*PROVIDED INFORMATION*:
——————

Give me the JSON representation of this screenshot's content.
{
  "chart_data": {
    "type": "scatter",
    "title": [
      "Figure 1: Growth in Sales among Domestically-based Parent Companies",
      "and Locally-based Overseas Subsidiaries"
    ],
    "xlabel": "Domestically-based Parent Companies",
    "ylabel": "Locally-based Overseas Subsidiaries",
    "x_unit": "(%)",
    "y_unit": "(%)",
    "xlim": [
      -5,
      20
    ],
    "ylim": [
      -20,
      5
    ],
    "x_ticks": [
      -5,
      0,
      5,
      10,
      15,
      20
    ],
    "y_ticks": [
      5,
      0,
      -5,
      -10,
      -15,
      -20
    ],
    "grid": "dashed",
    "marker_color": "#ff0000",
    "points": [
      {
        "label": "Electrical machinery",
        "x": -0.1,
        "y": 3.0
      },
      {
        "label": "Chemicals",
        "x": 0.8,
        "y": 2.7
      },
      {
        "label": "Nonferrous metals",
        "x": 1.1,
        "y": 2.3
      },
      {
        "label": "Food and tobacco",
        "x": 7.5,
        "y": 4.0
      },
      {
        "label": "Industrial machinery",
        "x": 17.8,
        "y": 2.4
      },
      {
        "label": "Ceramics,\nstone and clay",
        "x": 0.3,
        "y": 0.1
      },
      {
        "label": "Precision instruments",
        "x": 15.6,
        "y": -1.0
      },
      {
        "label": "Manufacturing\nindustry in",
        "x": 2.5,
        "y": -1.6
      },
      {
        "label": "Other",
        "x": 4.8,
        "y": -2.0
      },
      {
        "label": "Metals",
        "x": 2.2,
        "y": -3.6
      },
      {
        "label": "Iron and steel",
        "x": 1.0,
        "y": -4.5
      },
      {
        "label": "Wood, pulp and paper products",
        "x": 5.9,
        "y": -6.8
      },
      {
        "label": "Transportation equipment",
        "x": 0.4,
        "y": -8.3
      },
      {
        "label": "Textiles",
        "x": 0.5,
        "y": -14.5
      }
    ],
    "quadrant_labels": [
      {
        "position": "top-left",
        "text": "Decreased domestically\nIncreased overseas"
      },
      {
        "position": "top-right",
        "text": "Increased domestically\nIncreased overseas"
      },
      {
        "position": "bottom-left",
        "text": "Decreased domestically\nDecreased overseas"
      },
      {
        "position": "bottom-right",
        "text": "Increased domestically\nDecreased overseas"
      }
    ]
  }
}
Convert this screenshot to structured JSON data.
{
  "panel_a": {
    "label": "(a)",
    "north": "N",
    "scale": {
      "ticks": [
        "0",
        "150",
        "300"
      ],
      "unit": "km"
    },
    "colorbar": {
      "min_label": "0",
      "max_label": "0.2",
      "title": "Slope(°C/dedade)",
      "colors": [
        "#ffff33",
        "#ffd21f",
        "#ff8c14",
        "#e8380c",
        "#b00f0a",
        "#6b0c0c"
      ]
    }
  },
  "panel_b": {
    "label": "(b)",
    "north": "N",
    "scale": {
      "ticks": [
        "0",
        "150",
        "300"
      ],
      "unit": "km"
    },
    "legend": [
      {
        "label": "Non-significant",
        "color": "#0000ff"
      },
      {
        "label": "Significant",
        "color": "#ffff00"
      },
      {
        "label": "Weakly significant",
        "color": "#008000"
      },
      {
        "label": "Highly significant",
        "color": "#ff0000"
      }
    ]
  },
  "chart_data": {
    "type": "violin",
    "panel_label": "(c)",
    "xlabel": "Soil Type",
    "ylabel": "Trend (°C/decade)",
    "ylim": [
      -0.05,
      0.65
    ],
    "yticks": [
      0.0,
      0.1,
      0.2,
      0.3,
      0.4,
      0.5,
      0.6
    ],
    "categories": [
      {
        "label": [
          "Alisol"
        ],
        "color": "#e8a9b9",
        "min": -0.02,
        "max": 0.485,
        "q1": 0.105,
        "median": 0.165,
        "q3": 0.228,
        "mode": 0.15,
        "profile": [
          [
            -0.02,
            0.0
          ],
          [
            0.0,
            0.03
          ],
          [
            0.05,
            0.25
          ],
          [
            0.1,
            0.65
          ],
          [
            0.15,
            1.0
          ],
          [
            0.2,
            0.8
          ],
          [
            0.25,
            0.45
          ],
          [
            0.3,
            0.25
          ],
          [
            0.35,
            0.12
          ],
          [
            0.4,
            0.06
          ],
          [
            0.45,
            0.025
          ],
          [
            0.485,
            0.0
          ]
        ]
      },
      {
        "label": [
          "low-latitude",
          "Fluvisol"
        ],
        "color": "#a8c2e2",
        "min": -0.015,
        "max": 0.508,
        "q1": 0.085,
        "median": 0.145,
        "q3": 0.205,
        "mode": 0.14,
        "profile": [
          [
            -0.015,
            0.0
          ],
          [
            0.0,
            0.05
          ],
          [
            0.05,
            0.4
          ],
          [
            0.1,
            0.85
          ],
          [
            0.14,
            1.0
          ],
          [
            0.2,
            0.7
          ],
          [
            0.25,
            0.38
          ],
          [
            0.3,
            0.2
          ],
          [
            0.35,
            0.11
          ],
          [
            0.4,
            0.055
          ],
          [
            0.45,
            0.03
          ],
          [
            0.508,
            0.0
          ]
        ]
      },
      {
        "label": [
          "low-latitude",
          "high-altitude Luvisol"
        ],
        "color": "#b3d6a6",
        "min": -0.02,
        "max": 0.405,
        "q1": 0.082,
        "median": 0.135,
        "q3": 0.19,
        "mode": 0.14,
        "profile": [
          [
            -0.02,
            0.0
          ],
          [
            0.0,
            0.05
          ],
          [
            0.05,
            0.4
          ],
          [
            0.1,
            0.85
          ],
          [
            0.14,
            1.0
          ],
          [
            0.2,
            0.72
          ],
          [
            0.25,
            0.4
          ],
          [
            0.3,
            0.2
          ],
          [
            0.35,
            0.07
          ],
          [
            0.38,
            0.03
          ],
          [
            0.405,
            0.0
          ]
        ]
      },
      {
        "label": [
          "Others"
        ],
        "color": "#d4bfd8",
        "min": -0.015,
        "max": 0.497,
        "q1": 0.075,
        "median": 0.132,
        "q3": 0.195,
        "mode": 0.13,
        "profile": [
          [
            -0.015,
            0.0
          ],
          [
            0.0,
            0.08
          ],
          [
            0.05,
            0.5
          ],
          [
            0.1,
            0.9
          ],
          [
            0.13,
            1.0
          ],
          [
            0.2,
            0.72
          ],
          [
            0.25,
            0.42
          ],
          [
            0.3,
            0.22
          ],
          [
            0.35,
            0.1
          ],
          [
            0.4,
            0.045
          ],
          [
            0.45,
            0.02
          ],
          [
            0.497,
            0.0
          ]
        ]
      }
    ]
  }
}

——————

*EXERCISE GOAL*:
Repeat the records exactly, including every line.

*CORRECT RESULT*:
Give me the JSON representation of this screenshot's content.
{
  "chart_data": {
    "type": "scatter",
    "title": [
      "Figure 1: Growth in Sales among Domestically-based Parent Companies",
      "and Locally-based Overseas Subsidiaries"
    ],
    "xlabel": "Domestically-based Parent Companies",
    "ylabel": "Locally-based Overseas Subsidiaries",
    "x_unit": "(%)",
    "y_unit": "(%)",
    "xlim": [
      -5,
      20
    ],
    "ylim": [
      -20,
      5
    ],
    "x_ticks": [
      -5,
      0,
      5,
      10,
      15,
      20
    ],
    "y_ticks": [
      5,
      0,
      -5,
      -10,
      -15,
      -20
    ],
    "grid": "dashed",
    "marker_color": "#ff0000",
    "points": [
      {
        "label": "Electrical machinery",
        "x": -0.1,
        "y": 3.0
      },
      {
        "label": "Chemicals",
        "x": 0.8,
        "y": 2.7
      },
      {
        "label": "Nonferrous metals",
        "x": 1.1,
        "y": 2.3
      },
      {
        "label": "Food and tobacco",
        "x": 7.5,
        "y": 4.0
      },
      {
        "label": "Industrial machinery",
        "x": 17.8,
        "y": 2.4
      },
      {
        "label": "Ceramics,\nstone and clay",
        "x": 0.3,
        "y": 0.1
      },
      {
        "label": "Precision instruments",
        "x": 15.6,
        "y": -1.0
      },
      {
        "label": "Manufacturing\nindustry in",
        "x": 2.5,
        "y": -1.6
      },
      {
        "label": "Other",
        "x": 4.8,
        "y": -2.0
      },
      {
        "label": "Metals",
        "x": 2.2,
        "y": -3.6
      },
      {
        "label": "Iron and steel",
        "x": 1.0,
        "y": -4.5
      },
      {
        "label": "Wood, pulp and paper products",
        "x": 5.9,
        "y": -6.8
      },
      {
        "label": "Transportation equipment",
        "x": 0.4,
        "y": -8.3
      },
      {
        "label": "Textiles",
        "x": 0.5,
        "y": -14.5
      }
    ],
    "quadrant_labels": [
      {
        "position": "top-left",
        "text": "Decreased domestically\nIncreased overseas"
      },
      {
        "position": "top-right",
        "text": "Increased domestically\nIncreased overseas"
      },
      {
        "position": "bottom-left",
        "text": "Decreased domestically\nDecreased overseas"
      },
      {
        "position": "bottom-right",
        "text": "Increased domestically\nDecreased overseas"
      }
    ]
  }
}
Convert this screenshot to structured JSON data.
{
  "panel_a": {
    "label": "(a)",
    "north": "N",
    "scale": {
      "ticks": [
        "0",
        "150",
        "300"
      ],
      "unit": "km"
    },
    "colorbar": {
      "min_label": "0",
      "max_label": "0.2",
      "title": "Slope(°C/dedade)",
      "colors": [
        "#ffff33",
        "#ffd21f",
        "#ff8c14",
        "#e8380c",
        "#b00f0a",
        "#6b0c0c"
      ]
    }
  },
  "panel_b": {
    "label": "(b)",
    "north": "N",
    "scale": {
      "ticks": [
        "0",
        "150",
        "300"
      ],
      "unit": "km"
    },
    "legend": [
      {
        "label": "Non-significant",
        "color": "#0000ff"
      },
      {
        "label": "Significant",
        "color": "#ffff00"
      },
      {
        "label": "Weakly significant",
        "color": "#008000"
      },
      {
        "label": "Highly significant",
        "color": "#ff0000"
      }
    ]
  },
  "chart_data": {
    "type": "violin",
    "panel_label": "(c)",
    "xlabel": "Soil Type",
    "ylabel": "Trend (°C/decade)",
    "ylim": [
      -0.05,
      0.65
    ],
    "yticks": [
      0.0,
      0.1,
      0.2,
      0.3,
      0.4,
      0.5,
      0.6
    ],
    "categories": [
      {
        "label": [
          "Alisol"
        ],
        "color": "#e8a9b9",
        "min": -0.02,
        "max": 0.485,
        "q1": 0.105,
        "median": 0.165,
        "q3": 0.228,
        "mode": 0.15,
        "profile": [
          [
            -0.02,
            0.0
          ],
          [
            0.0,
            0.03
          ],
          [
            0.05,
            0.25
          ],
          [
            0.1,
            0.65
          ],
          [
            0.15,
            1.0
          ],
          [
            0.2,
            0.8
          ],
          [
            0.25,
            0.45
          ],
          [
            0.3,
            0.25
          ],
          [
            0.35,
            0.12
          ],
          [
            0.4,
            0.06
          ],
          [
            0.45,
            0.025
          ],
          [
            0.485,
            0.0
          ]
        ]
      },
      {
        "label": [
          "low-latitude",
          "Fluvisol"
        ],
        "color": "#a8c2e2",
        "min": -0.015,
        "max": 0.508,
        "q1": 0.085,
        "median": 0.145,
        "q3": 0.205,
        "mode": 0.14,
        "profile": [
          [
            -0.015,
            0.0
          ],
          [
            0.0,
            0.05
          ],
          [
            0.05,
            0.4
          ],
          [
            0.1,
            0.85
          ],
          [
            0.14,
            1.0
          ],
          [
            0.2,
            0.7
          ],
          [
            0.25,
            0.38
          ],
          [
            0.3,
            0.2
          ],
          [
            0.35,
            0.11
          ],
          [
            0.4,
            0.055
          ],
          [
            0.45,
            0.03
          ],
          [
            0.508,
            0.0
          ]
        ]
      },
      {
        "label": [
          "low-latitude",
          "high-altitude Luvisol"
        ],
        "color": "#b3d6a6",
        "min": -0.02,
        "max": 0.405,
        "q1": 0.082,
        "median": 0.135,
        "q3": 0.19,
        "mode": 0.14,
        "profile": [
          [
            -0.02,
            0.0
          ],
          [
            0.0,
            0.05
          ],
          [
            0.05,
            0.4
          ],
          [
            0.1,
            0.85
          ],
          [
            0.14,
            1.0
          ],
          [
            0.2,
            0.72
          ],
          [
            0.25,
            0.4
          ],
          [
            0.3,
            0.2
          ],
          [
            0.35,
            0.07
          ],
          [
            0.38,
            0.03
          ],
          [
            0.405,
            0.0
          ]
        ]
      },
      {
        "label": [
          "Others"
        ],
        "color": "#d4bfd8",
        "min": -0.015,
        "max": 0.497,
        "q1": 0.075,
        "median": 0.132,
        "q3": 0.195,
        "mode": 0.13,
        "profile": [
          [
            -0.015,
            0.0
          ],
          [
            0.0,
            0.08
          ],
          [
            0.05,
            0.5
          ],
          [
            0.1,
            0.9
          ],
          [
            0.13,
            1.0
          ],
          [
            0.2,
            0.72
          ],
          [
            0.25,
            0.42
          ],
          [
            0.3,
            0.22
          ],
          [
            0.35,
            0.1
          ],
          [
            0.4,
            0.045
          ],
          [
            0.45,
            0.02
          ],
          [
            0.497,
            0.0
          ]
        ]
      }
    ]
  }
}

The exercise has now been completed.